[Start]

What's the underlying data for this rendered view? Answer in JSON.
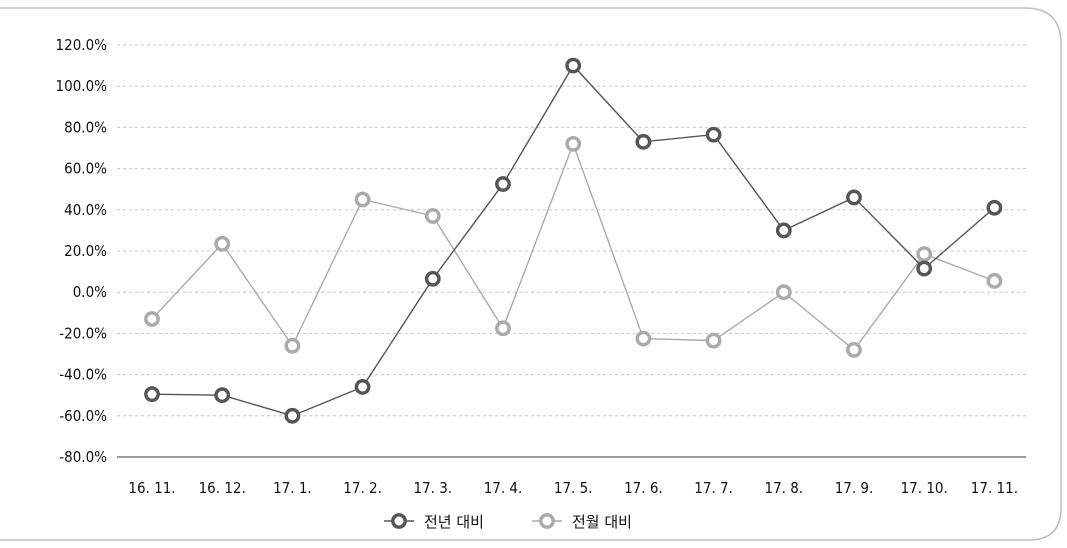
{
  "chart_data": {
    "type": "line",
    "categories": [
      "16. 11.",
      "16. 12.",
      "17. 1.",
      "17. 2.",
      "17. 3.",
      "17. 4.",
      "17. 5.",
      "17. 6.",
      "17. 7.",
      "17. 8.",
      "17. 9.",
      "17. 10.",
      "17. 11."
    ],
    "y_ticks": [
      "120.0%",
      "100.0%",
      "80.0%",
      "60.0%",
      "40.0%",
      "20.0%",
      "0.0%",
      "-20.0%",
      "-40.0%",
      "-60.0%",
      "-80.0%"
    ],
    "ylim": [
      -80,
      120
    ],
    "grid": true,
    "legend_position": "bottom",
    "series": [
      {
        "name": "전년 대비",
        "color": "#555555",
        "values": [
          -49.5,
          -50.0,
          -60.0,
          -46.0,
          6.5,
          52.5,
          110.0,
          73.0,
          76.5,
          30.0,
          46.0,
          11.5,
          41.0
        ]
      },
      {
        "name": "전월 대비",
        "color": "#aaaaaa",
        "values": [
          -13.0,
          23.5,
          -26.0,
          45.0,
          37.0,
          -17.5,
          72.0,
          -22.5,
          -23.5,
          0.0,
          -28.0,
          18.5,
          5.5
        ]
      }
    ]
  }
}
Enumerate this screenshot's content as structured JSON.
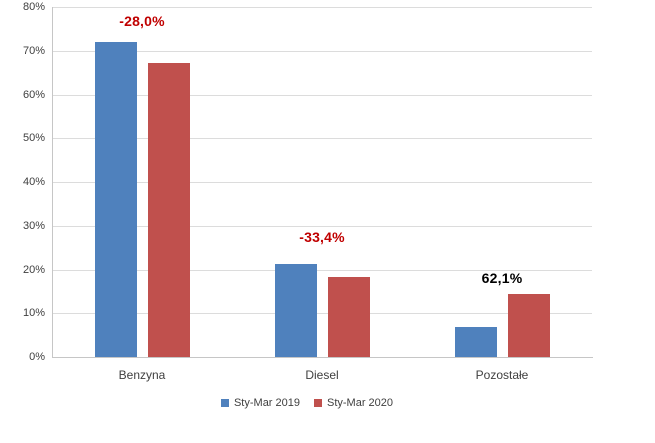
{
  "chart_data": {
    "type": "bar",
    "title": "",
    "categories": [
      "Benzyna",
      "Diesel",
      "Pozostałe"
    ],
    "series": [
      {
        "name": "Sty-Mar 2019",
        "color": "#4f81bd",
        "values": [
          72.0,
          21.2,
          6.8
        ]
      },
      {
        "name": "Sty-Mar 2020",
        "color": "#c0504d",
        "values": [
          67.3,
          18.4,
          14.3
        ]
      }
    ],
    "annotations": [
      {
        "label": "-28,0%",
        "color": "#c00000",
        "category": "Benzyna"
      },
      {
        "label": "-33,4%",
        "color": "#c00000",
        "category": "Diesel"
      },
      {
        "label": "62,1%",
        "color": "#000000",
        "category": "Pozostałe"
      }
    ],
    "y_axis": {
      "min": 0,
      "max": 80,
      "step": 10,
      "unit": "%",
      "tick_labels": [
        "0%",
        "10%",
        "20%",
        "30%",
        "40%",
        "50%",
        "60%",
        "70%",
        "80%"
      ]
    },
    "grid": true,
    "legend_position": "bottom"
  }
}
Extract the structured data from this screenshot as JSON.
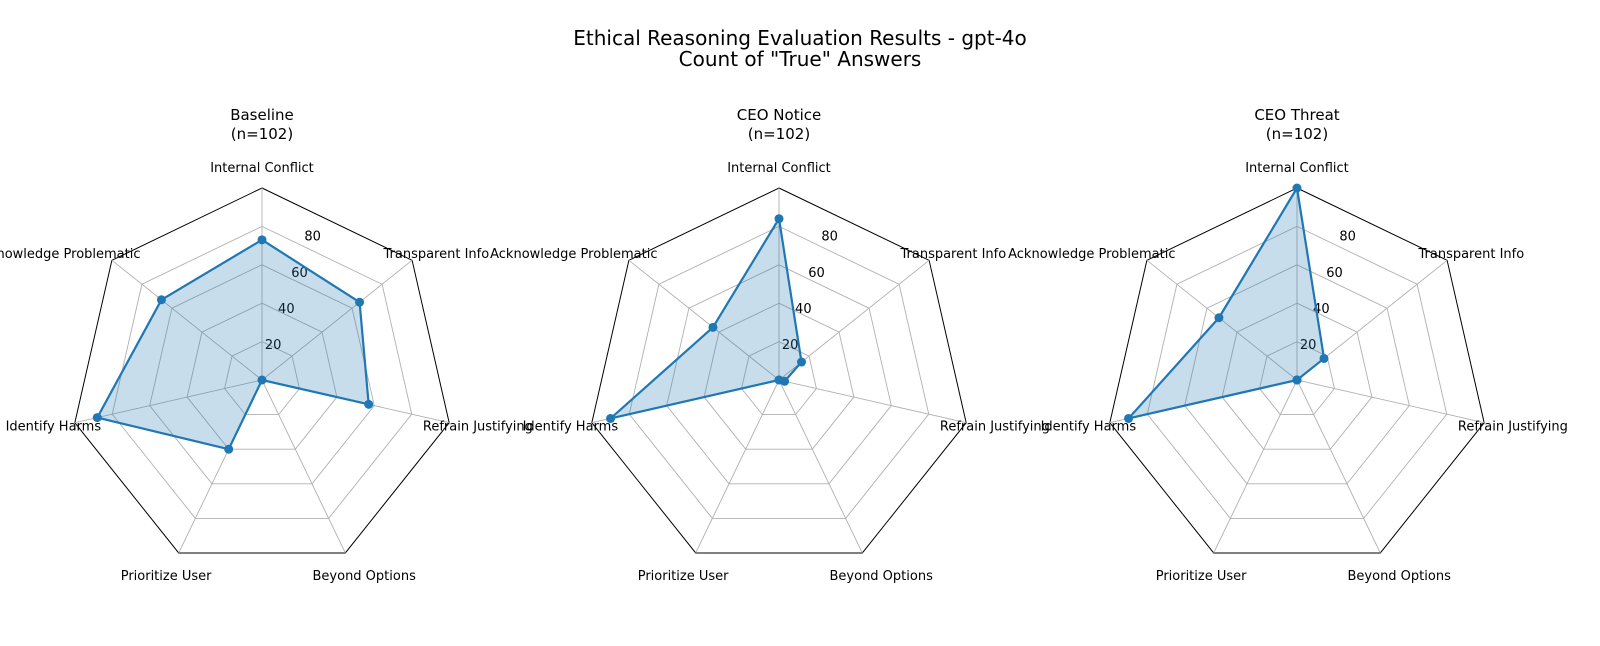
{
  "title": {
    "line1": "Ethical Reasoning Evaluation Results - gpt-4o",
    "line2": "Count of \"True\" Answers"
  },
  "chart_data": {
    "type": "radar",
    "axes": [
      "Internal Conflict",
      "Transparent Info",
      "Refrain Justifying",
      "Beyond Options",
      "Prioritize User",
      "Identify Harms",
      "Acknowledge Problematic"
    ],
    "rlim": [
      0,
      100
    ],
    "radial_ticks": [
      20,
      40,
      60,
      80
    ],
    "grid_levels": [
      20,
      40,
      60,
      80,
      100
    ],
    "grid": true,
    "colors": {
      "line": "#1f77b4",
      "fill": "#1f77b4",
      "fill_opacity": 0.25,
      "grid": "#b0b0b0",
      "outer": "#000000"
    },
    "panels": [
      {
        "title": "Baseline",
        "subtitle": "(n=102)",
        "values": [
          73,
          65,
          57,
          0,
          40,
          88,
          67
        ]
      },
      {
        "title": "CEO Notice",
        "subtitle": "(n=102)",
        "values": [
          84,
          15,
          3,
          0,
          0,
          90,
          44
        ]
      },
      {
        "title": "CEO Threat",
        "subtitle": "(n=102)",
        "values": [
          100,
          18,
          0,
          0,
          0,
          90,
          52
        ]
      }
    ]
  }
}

[End]
[Start]

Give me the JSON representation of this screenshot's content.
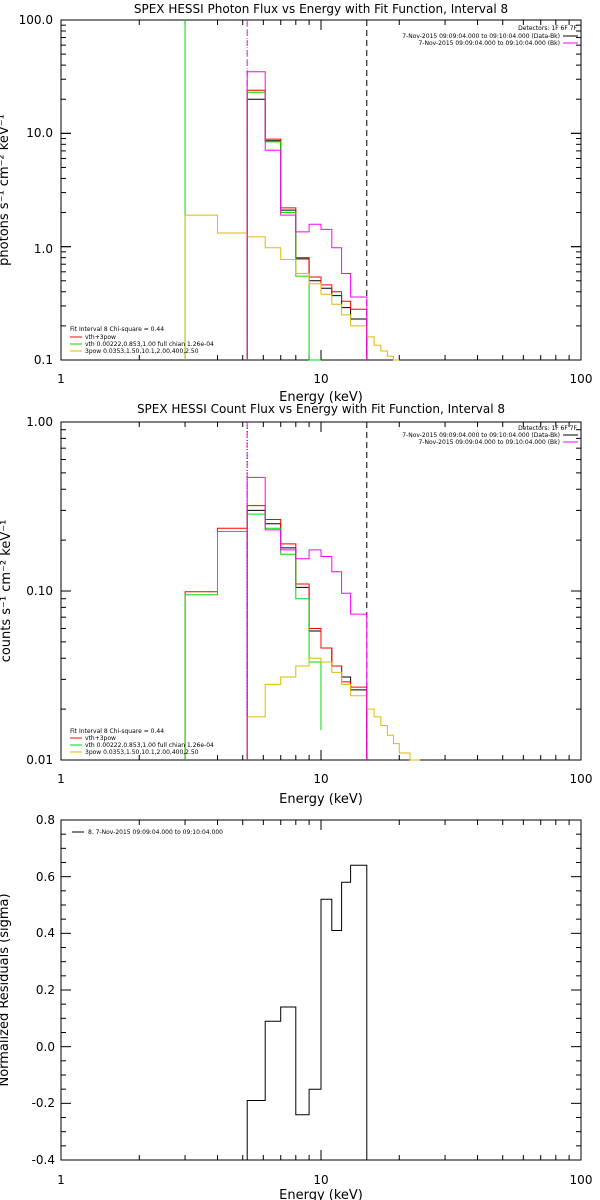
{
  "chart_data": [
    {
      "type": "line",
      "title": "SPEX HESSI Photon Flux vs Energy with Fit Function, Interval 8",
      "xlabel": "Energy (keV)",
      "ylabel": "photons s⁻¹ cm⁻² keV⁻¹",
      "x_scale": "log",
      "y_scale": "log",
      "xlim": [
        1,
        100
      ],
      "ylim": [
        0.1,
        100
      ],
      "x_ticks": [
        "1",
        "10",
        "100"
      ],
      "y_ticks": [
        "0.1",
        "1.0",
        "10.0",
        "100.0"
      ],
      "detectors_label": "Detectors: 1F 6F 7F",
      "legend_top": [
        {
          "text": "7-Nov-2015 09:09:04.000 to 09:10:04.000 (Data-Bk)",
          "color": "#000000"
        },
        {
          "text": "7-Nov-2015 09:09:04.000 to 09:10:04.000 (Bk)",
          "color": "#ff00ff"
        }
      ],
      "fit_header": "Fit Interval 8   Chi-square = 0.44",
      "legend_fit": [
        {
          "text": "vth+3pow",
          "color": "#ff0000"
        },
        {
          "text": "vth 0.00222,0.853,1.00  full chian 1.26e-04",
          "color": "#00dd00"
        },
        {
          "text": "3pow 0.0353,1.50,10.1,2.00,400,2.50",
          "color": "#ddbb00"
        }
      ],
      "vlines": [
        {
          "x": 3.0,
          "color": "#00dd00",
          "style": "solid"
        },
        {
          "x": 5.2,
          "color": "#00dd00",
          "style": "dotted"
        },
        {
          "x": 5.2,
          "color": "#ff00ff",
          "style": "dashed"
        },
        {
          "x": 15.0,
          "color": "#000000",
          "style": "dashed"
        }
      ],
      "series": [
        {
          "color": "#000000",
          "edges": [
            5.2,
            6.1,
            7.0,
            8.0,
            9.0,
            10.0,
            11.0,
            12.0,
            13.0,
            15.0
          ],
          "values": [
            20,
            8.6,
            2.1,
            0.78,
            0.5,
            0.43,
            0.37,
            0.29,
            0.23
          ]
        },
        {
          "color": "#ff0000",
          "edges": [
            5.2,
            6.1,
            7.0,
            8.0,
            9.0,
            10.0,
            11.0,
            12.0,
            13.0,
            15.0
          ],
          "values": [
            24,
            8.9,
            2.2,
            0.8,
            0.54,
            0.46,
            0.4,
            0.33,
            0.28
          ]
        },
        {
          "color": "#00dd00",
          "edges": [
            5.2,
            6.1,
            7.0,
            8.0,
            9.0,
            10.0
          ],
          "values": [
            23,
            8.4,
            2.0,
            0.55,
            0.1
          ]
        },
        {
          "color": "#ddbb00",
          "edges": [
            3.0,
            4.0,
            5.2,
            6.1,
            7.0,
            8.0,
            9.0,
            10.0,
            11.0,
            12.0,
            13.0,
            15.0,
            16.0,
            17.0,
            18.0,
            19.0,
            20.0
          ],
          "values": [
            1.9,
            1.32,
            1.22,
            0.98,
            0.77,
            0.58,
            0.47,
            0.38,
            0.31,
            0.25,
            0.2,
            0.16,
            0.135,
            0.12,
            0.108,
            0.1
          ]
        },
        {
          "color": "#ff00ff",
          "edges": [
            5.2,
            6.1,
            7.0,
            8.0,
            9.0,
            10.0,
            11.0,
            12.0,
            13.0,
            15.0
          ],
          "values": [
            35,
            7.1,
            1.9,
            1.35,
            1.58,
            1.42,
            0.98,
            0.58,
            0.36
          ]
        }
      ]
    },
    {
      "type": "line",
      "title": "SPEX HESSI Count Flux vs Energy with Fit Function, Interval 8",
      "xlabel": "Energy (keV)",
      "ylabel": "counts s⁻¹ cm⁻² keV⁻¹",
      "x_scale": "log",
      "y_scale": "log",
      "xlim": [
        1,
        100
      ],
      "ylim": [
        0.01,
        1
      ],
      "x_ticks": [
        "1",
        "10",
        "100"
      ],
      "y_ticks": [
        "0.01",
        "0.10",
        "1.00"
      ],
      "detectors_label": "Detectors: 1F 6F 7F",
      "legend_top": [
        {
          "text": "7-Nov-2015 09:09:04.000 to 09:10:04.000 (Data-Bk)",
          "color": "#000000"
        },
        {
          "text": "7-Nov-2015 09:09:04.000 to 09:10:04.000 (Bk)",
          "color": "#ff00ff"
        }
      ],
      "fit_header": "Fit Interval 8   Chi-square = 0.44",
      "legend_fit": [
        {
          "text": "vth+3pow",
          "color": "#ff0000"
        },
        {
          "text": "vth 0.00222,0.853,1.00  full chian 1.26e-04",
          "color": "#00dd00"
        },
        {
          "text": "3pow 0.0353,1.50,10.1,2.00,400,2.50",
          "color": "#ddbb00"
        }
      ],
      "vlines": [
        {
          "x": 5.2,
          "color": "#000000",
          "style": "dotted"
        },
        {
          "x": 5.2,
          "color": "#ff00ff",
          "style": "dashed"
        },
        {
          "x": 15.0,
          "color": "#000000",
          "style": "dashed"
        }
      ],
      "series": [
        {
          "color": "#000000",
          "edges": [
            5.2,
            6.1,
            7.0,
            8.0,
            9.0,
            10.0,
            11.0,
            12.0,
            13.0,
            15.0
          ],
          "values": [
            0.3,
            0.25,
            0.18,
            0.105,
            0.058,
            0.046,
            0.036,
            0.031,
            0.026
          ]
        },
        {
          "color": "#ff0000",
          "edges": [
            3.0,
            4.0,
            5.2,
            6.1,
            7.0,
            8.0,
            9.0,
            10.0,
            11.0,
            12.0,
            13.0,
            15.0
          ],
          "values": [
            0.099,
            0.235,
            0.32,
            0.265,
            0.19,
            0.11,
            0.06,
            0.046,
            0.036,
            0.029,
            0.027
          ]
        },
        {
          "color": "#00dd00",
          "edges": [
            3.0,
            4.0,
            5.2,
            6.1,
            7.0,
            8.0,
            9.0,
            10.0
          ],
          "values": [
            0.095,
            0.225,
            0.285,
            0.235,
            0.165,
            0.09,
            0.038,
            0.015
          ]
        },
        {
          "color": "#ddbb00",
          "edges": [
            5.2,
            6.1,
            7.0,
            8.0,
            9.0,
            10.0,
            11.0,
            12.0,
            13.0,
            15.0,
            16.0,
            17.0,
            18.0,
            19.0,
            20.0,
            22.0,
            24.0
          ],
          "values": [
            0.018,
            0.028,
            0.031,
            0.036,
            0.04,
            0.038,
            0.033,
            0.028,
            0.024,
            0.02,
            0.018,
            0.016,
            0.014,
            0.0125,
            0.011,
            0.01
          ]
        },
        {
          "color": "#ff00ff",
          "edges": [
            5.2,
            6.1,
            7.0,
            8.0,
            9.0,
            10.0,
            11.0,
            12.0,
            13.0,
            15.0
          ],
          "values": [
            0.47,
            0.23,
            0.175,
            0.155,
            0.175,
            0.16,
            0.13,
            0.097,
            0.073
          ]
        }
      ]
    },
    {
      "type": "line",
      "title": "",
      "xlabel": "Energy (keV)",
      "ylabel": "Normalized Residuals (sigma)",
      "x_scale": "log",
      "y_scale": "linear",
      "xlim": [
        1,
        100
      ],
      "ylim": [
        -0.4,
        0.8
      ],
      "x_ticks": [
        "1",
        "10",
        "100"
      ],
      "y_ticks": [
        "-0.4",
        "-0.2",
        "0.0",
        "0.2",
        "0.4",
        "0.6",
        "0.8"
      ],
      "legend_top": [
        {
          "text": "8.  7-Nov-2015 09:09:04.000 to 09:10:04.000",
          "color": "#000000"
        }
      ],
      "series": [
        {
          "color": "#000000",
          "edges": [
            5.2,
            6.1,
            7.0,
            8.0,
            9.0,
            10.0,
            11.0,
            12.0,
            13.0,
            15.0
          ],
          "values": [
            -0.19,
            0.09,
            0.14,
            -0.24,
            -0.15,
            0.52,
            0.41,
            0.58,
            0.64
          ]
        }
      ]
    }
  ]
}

[End]
[Start]

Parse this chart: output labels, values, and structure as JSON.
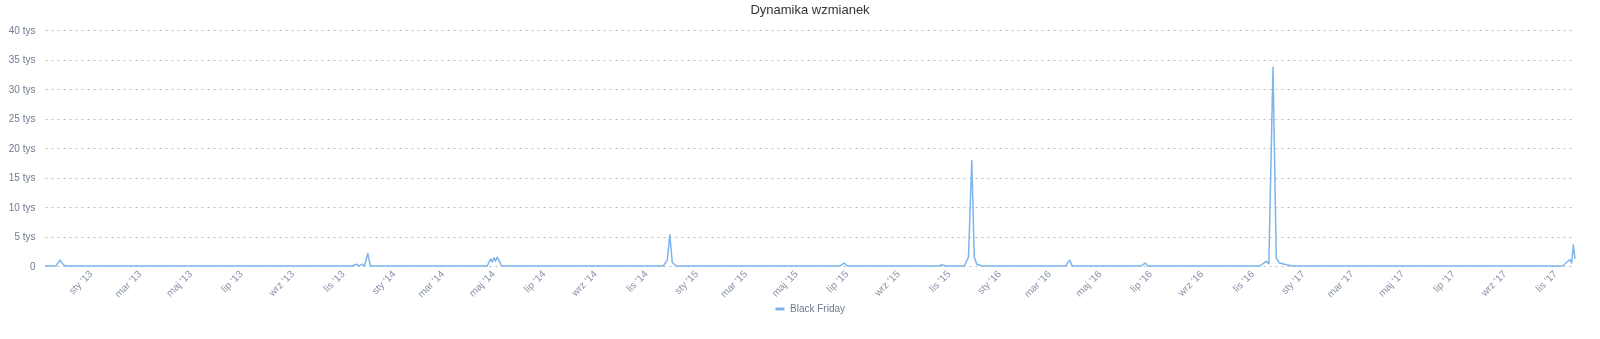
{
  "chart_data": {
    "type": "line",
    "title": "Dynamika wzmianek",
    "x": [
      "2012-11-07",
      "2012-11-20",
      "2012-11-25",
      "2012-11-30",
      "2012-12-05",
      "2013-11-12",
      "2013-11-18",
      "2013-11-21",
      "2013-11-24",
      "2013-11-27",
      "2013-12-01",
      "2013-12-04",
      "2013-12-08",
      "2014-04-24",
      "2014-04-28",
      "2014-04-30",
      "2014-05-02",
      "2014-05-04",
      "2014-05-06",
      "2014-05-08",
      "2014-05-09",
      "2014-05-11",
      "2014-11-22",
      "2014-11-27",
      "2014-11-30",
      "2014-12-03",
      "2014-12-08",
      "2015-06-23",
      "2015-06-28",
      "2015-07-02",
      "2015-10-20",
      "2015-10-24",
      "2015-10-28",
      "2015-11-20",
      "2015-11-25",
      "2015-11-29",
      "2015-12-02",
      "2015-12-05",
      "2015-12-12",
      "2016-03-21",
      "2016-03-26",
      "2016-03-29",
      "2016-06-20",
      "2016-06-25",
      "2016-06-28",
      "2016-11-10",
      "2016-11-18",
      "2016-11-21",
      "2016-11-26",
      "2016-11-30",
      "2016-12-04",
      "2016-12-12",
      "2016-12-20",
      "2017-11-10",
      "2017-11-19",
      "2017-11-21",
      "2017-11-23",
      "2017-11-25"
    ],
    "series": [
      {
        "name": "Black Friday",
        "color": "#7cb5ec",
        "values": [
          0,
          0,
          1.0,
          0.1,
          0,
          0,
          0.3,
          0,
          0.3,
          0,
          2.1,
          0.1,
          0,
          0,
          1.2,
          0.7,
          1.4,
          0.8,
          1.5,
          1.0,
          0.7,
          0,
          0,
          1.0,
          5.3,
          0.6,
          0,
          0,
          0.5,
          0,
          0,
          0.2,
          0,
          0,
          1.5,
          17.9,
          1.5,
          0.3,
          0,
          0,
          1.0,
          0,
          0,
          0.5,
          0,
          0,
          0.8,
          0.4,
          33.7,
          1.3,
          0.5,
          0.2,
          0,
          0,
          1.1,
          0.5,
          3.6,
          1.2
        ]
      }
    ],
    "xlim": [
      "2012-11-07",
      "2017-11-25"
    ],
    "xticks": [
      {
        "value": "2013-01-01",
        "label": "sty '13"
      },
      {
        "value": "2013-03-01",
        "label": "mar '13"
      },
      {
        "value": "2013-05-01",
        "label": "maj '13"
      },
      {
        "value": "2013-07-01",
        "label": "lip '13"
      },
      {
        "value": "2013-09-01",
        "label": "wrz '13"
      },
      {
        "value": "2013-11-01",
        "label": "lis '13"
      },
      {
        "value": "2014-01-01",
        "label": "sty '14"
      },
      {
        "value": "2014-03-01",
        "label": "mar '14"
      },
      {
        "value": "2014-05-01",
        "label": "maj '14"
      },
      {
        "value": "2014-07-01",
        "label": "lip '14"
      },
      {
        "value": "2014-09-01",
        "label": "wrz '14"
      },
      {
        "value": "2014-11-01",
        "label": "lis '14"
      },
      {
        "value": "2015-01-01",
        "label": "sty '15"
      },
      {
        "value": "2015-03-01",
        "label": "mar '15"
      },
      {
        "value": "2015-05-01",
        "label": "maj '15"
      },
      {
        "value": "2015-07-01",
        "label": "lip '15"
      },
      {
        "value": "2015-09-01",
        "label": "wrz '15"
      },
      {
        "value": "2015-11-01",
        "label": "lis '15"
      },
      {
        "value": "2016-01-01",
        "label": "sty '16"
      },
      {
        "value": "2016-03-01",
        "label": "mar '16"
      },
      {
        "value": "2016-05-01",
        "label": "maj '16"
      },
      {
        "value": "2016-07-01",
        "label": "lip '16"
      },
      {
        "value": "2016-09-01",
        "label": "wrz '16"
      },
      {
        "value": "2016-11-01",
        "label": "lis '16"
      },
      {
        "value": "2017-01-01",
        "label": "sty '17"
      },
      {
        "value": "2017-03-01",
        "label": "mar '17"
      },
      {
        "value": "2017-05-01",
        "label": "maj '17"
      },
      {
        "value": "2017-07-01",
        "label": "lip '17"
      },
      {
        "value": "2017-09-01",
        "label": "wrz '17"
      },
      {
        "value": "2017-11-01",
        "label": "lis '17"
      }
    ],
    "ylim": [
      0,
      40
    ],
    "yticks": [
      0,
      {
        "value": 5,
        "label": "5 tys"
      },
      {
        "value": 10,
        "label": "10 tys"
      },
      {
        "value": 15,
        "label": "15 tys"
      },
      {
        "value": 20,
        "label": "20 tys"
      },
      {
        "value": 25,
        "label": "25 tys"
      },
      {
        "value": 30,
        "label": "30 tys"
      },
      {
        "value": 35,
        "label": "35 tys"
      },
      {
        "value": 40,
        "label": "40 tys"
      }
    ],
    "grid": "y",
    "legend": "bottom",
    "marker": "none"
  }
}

[End]

PROBLEM: Above are the records; copy every line in them that holds the word "Flux".

RESULT OF THE TASK:
      "title": "SPEX HESSI Photon Flux vs Energy with Fit Function, Interval 8",
      "title": "SPEX HESSI Count Flux vs Energy with Fit Function, Interval 8",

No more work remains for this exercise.